Given problem → Each line that follows is to be retyped exactly.

Supplied records →

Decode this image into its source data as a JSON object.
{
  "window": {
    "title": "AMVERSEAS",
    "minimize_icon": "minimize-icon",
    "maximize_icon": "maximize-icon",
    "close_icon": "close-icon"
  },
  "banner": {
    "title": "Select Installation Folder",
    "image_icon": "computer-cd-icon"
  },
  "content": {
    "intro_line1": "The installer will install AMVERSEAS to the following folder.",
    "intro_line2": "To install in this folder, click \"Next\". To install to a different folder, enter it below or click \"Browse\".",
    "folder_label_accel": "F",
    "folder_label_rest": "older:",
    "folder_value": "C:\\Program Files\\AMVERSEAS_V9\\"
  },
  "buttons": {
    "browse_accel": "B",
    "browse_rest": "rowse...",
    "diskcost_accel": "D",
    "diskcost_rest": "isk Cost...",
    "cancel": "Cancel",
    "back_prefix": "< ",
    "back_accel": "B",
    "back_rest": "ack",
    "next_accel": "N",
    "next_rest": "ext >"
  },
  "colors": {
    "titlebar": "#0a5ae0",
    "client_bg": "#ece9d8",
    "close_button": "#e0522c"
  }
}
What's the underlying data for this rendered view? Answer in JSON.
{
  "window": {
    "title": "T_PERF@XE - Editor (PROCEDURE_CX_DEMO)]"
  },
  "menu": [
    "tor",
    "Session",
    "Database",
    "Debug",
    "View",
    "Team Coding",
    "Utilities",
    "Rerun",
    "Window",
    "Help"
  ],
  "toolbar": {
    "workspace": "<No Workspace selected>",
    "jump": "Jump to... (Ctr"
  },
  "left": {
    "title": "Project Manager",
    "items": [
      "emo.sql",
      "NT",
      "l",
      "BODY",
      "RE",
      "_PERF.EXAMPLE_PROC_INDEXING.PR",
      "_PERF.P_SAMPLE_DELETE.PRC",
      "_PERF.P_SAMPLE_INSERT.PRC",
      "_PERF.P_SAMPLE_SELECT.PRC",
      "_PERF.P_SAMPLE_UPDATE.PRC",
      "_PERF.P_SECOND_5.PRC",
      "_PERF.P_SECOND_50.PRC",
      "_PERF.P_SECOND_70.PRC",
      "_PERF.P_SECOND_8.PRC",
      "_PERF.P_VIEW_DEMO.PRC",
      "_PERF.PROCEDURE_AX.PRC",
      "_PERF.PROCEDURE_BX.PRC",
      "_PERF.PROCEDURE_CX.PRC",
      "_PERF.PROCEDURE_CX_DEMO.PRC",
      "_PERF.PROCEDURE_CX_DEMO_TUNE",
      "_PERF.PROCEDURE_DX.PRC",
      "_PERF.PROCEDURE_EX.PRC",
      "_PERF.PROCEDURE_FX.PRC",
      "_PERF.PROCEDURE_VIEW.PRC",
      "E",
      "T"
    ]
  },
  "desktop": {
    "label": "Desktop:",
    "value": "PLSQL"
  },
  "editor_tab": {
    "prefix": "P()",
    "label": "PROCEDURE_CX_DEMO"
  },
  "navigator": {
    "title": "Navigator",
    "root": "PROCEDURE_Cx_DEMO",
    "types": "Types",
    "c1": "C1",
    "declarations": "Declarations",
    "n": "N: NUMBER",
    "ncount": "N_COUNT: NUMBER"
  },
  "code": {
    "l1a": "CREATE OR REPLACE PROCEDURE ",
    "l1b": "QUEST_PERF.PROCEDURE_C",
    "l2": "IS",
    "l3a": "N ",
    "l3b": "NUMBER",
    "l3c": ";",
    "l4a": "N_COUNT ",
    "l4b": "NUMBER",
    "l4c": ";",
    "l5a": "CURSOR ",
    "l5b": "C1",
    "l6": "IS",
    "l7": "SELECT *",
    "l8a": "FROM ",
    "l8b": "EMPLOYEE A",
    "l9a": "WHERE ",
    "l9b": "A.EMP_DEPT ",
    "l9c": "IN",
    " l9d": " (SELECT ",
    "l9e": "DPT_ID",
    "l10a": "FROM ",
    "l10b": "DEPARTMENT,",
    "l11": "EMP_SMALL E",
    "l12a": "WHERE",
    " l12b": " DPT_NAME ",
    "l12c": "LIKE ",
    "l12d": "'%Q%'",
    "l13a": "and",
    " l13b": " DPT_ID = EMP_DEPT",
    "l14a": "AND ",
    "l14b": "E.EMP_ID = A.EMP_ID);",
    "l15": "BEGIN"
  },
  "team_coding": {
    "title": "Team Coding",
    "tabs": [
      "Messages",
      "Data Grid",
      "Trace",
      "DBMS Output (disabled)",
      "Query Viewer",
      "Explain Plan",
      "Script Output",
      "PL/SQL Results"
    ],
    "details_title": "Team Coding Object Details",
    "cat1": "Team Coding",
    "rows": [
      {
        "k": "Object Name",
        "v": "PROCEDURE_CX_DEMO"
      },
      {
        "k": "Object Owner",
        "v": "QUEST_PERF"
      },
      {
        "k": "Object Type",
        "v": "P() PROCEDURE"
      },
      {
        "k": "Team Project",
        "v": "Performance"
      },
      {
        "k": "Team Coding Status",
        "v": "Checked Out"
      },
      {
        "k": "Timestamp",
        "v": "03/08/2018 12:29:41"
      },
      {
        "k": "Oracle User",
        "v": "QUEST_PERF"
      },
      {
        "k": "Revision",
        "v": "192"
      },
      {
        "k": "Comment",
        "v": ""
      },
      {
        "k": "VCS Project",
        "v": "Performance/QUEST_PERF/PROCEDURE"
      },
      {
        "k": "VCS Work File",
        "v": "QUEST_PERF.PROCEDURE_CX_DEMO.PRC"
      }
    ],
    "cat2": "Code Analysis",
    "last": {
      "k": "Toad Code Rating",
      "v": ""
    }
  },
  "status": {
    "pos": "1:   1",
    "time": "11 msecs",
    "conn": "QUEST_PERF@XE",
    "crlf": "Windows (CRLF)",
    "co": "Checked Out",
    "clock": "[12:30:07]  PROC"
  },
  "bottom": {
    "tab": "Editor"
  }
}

Written solution →
Decode this image into its source data as a JSON object.
{
  "window": {
    "title": "AMVERSEAS",
    "minimize_icon": "minimize-icon",
    "maximize_icon": "maximize-icon",
    "close_icon": "close-icon"
  },
  "banner": {
    "title": "Select Installation Folder",
    "image_icon": "computer-cd-icon"
  },
  "content": {
    "intro_line1": "The installer will install AMVERSEAS to the following folder.",
    "intro_line2": "To install in this folder, click \"Next\". To install to a different folder, enter it below or click \"Browse\".",
    "folder_label_accel": "F",
    "folder_label_rest": "older:",
    "folder_value": "C:\\Program Files\\AMVERSEAS_V9\\"
  },
  "buttons": {
    "browse_accel": "B",
    "browse_rest": "rowse...",
    "diskcost_accel": "D",
    "diskcost_rest": "isk Cost...",
    "cancel": "Cancel",
    "back_prefix": "< ",
    "back_accel": "B",
    "back_rest": "ack",
    "next_accel": "N",
    "next_rest": "ext >"
  },
  "colors": {
    "titlebar": "#0a5ae0",
    "client_bg": "#ece9d8",
    "close_button": "#e0522c"
  }
}
What's the underlying data for this rendered view? Answer in JSON.
{
  "window": {
    "title": "T_PERF@XE - Editor (PROCEDURE_CX_DEMO)]"
  },
  "menu": [
    "tor",
    "Session",
    "Database",
    "Debug",
    "View",
    "Team Coding",
    "Utilities",
    "Rerun",
    "Window",
    "Help"
  ],
  "toolbar": {
    "workspace": "<No Workspace selected>",
    "jump": "Jump to... (Ctr"
  },
  "left": {
    "title": "Project Manager",
    "items": [
      "emo.sql",
      "NT",
      "l",
      "BODY",
      "RE",
      "_PERF.EXAMPLE_PROC_INDEXING.PR",
      "_PERF.P_SAMPLE_DELETE.PRC",
      "_PERF.P_SAMPLE_INSERT.PRC",
      "_PERF.P_SAMPLE_SELECT.PRC",
      "_PERF.P_SAMPLE_UPDATE.PRC",
      "_PERF.P_SECOND_5.PRC",
      "_PERF.P_SECOND_50.PRC",
      "_PERF.P_SECOND_70.PRC",
      "_PERF.P_SECOND_8.PRC",
      "_PERF.P_VIEW_DEMO.PRC",
      "_PERF.PROCEDURE_AX.PRC",
      "_PERF.PROCEDURE_BX.PRC",
      "_PERF.PROCEDURE_CX.PRC",
      "_PERF.PROCEDURE_CX_DEMO.PRC",
      "_PERF.PROCEDURE_CX_DEMO_TUNE",
      "_PERF.PROCEDURE_DX.PRC",
      "_PERF.PROCEDURE_EX.PRC",
      "_PERF.PROCEDURE_FX.PRC",
      "_PERF.PROCEDURE_VIEW.PRC",
      "E",
      "T"
    ]
  },
  "desktop": {
    "label": "Desktop:",
    "value": "PLSQL"
  },
  "editor_tab": {
    "prefix": "P()",
    "label": "PROCEDURE_CX_DEMO"
  },
  "navigator": {
    "title": "Navigator",
    "root": "PROCEDURE_Cx_DEMO",
    "types": "Types",
    "c1": "C1",
    "declarations": "Declarations",
    "n": "N: NUMBER",
    "ncount": "N_COUNT: NUMBER"
  },
  "code": {
    "l1a": "CREATE OR REPLACE PROCEDURE ",
    "l1b": "QUEST_PERF.PROCEDURE_C",
    "l2": "IS",
    "l3a": "N ",
    "l3b": "NUMBER",
    "l3c": ";",
    "l4a": "N_COUNT ",
    "l4b": "NUMBER",
    "l4c": ";",
    "l5a": "CURSOR ",
    "l5b": "C1",
    "l6": "IS",
    "l7": "SELECT *",
    "l8a": "FROM ",
    "l8b": "EMPLOYEE A",
    "l9a": "WHERE ",
    "l9b": "A.EMP_DEPT ",
    "l9c": "IN",
    " l9d": " (SELECT ",
    "l9e": "DPT_ID",
    "l10a": "FROM ",
    "l10b": "DEPARTMENT,",
    "l11": "EMP_SMALL E",
    "l12a": "WHERE",
    " l12b": " DPT_NAME ",
    "l12c": "LIKE ",
    "l12d": "'%Q%'",
    "l13a": "and",
    " l13b": " DPT_ID = EMP_DEPT",
    "l14a": "AND ",
    "l14b": "E.EMP_ID = A.EMP_ID);",
    "l15": "BEGIN"
  },
  "team_coding": {
    "title": "Team Coding",
    "tabs": [
      "Messages",
      "Data Grid",
      "Trace",
      "DBMS Output (disabled)",
      "Query Viewer",
      "Explain Plan",
      "Script Output",
      "PL/SQL Results"
    ],
    "details_title": "Team Coding Object Details",
    "cat1": "Team Coding",
    "rows": [
      {
        "k": "Object Name",
        "v": "PROCEDURE_CX_DEMO"
      },
      {
        "k": "Object Owner",
        "v": "QUEST_PERF"
      },
      {
        "k": "Object Type",
        "v": "P() PROCEDURE"
      },
      {
        "k": "Team Project",
        "v": "Performance"
      },
      {
        "k": "Team Coding Status",
        "v": "Checked Out"
      },
      {
        "k": "Timestamp",
        "v": "03/08/2018 12:29:41"
      },
      {
        "k": "Oracle User",
        "v": "QUEST_PERF"
      },
      {
        "k": "Revision",
        "v": "192"
      },
      {
        "k": "Comment",
        "v": ""
      },
      {
        "k": "VCS Project",
        "v": "Performance/QUEST_PERF/PROCEDURE"
      },
      {
        "k": "VCS Work File",
        "v": "QUEST_PERF.PROCEDURE_CX_DEMO.PRC"
      }
    ],
    "cat2": "Code Analysis",
    "last": {
      "k": "Toad Code Rating",
      "v": ""
    }
  },
  "status": {
    "pos": "1:   1",
    "time": "11 msecs",
    "conn": "QUEST_PERF@XE",
    "crlf": "Windows (CRLF)",
    "co": "Checked Out",
    "clock": "[12:30:07]  PROC"
  },
  "bottom": {
    "tab": "Editor"
  }
}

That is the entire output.